→ **What you should do**: Work out how many lines have "this" in them. Give only that number.

→ **Supplied data**:
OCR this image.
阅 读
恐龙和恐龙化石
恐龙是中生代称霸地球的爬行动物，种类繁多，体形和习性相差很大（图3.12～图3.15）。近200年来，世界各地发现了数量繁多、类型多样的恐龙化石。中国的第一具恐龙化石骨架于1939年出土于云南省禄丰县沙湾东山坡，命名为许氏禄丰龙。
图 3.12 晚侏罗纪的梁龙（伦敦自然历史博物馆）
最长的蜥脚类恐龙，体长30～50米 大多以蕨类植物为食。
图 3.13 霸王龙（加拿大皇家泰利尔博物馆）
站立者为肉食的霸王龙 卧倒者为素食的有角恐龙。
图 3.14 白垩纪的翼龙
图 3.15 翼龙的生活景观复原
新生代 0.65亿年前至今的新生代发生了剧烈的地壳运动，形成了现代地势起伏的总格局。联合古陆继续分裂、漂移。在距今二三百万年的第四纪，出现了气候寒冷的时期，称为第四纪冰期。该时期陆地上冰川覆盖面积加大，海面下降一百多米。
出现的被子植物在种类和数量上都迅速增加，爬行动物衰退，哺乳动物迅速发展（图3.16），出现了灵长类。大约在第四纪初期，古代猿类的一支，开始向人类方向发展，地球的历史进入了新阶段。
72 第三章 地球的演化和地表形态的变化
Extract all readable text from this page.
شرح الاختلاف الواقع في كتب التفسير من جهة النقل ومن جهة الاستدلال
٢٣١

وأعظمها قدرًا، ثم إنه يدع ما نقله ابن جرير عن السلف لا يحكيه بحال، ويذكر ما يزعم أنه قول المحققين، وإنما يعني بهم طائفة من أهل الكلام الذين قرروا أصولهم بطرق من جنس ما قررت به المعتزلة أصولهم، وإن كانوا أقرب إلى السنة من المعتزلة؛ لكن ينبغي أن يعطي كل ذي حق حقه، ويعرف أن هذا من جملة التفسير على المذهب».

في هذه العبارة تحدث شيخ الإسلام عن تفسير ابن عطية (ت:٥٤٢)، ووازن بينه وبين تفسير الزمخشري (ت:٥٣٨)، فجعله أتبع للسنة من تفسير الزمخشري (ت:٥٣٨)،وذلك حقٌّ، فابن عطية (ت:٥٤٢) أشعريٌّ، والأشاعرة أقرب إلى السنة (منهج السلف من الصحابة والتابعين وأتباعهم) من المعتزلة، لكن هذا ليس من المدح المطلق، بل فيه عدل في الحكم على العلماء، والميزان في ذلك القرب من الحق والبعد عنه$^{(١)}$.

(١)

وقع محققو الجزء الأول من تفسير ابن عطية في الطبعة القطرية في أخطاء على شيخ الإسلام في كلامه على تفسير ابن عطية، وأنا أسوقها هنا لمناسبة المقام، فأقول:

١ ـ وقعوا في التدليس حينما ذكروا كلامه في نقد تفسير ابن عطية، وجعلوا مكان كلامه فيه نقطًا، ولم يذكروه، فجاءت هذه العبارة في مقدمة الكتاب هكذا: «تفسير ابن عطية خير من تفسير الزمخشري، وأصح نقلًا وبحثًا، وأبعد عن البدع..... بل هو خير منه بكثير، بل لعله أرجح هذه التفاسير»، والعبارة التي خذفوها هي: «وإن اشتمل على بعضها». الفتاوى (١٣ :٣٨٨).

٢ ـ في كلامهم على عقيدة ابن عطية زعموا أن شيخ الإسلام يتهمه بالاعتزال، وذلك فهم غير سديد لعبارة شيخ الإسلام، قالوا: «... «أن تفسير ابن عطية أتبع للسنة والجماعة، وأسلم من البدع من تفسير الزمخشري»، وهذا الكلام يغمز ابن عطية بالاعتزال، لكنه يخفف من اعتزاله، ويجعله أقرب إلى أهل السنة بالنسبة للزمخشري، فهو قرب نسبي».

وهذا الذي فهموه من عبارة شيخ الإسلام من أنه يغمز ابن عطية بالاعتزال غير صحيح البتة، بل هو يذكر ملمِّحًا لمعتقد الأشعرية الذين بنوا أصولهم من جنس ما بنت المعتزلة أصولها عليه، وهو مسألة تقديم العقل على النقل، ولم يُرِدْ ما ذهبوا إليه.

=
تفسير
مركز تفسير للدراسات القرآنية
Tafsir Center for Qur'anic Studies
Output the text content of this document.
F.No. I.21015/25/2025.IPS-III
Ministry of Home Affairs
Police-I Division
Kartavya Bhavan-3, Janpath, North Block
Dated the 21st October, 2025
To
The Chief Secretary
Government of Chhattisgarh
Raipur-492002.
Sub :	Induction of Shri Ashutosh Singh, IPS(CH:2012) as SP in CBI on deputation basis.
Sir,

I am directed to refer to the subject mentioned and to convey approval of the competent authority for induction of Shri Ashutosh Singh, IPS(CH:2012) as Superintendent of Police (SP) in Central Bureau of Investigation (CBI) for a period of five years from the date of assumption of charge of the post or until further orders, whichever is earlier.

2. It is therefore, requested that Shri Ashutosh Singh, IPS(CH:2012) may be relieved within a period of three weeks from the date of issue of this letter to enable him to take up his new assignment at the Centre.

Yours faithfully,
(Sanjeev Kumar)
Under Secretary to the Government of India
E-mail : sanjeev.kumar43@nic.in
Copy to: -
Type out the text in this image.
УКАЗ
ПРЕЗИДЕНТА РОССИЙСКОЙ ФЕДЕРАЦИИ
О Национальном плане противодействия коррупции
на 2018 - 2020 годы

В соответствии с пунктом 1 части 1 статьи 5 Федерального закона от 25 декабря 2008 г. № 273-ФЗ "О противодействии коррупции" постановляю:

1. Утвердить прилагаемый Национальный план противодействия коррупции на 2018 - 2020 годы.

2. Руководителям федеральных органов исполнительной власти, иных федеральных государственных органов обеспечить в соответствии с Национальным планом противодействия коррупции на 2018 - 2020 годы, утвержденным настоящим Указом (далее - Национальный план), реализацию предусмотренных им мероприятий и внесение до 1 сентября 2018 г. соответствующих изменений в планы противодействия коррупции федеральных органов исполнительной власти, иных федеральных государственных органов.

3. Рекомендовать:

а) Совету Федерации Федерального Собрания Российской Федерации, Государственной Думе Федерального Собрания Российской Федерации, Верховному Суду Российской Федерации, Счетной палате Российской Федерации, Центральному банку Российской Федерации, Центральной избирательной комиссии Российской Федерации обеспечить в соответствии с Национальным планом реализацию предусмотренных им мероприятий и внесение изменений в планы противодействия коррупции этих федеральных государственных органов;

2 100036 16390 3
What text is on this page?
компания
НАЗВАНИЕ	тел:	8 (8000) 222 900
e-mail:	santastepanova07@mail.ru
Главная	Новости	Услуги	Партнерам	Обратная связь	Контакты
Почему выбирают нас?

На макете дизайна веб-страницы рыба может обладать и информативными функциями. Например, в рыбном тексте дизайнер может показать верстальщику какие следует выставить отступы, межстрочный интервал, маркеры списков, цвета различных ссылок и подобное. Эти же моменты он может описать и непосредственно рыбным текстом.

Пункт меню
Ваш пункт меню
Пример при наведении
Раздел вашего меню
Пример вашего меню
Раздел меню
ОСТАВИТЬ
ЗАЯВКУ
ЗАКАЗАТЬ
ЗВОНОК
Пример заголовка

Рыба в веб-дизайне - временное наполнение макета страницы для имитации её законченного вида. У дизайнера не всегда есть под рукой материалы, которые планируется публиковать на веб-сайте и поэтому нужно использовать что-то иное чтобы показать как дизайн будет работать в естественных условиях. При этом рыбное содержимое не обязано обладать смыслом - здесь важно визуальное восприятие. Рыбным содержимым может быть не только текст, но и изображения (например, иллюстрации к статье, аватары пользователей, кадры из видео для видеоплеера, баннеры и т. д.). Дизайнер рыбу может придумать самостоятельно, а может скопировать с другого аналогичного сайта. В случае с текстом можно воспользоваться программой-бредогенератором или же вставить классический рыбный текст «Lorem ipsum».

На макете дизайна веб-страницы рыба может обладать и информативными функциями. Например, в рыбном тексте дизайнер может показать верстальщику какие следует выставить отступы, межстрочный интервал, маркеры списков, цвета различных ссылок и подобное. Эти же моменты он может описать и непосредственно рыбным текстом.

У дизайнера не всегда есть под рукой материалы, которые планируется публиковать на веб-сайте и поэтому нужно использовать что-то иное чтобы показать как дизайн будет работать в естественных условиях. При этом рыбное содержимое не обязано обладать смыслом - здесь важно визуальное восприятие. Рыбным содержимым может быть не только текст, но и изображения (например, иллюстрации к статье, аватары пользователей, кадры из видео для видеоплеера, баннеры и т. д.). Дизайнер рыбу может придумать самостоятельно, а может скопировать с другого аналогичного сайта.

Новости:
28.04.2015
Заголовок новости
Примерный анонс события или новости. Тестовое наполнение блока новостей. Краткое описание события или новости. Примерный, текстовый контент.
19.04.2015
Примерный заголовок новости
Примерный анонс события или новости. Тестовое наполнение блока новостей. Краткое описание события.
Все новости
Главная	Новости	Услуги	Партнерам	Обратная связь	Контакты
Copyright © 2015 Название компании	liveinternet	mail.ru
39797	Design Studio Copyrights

→ **Full solution**: 6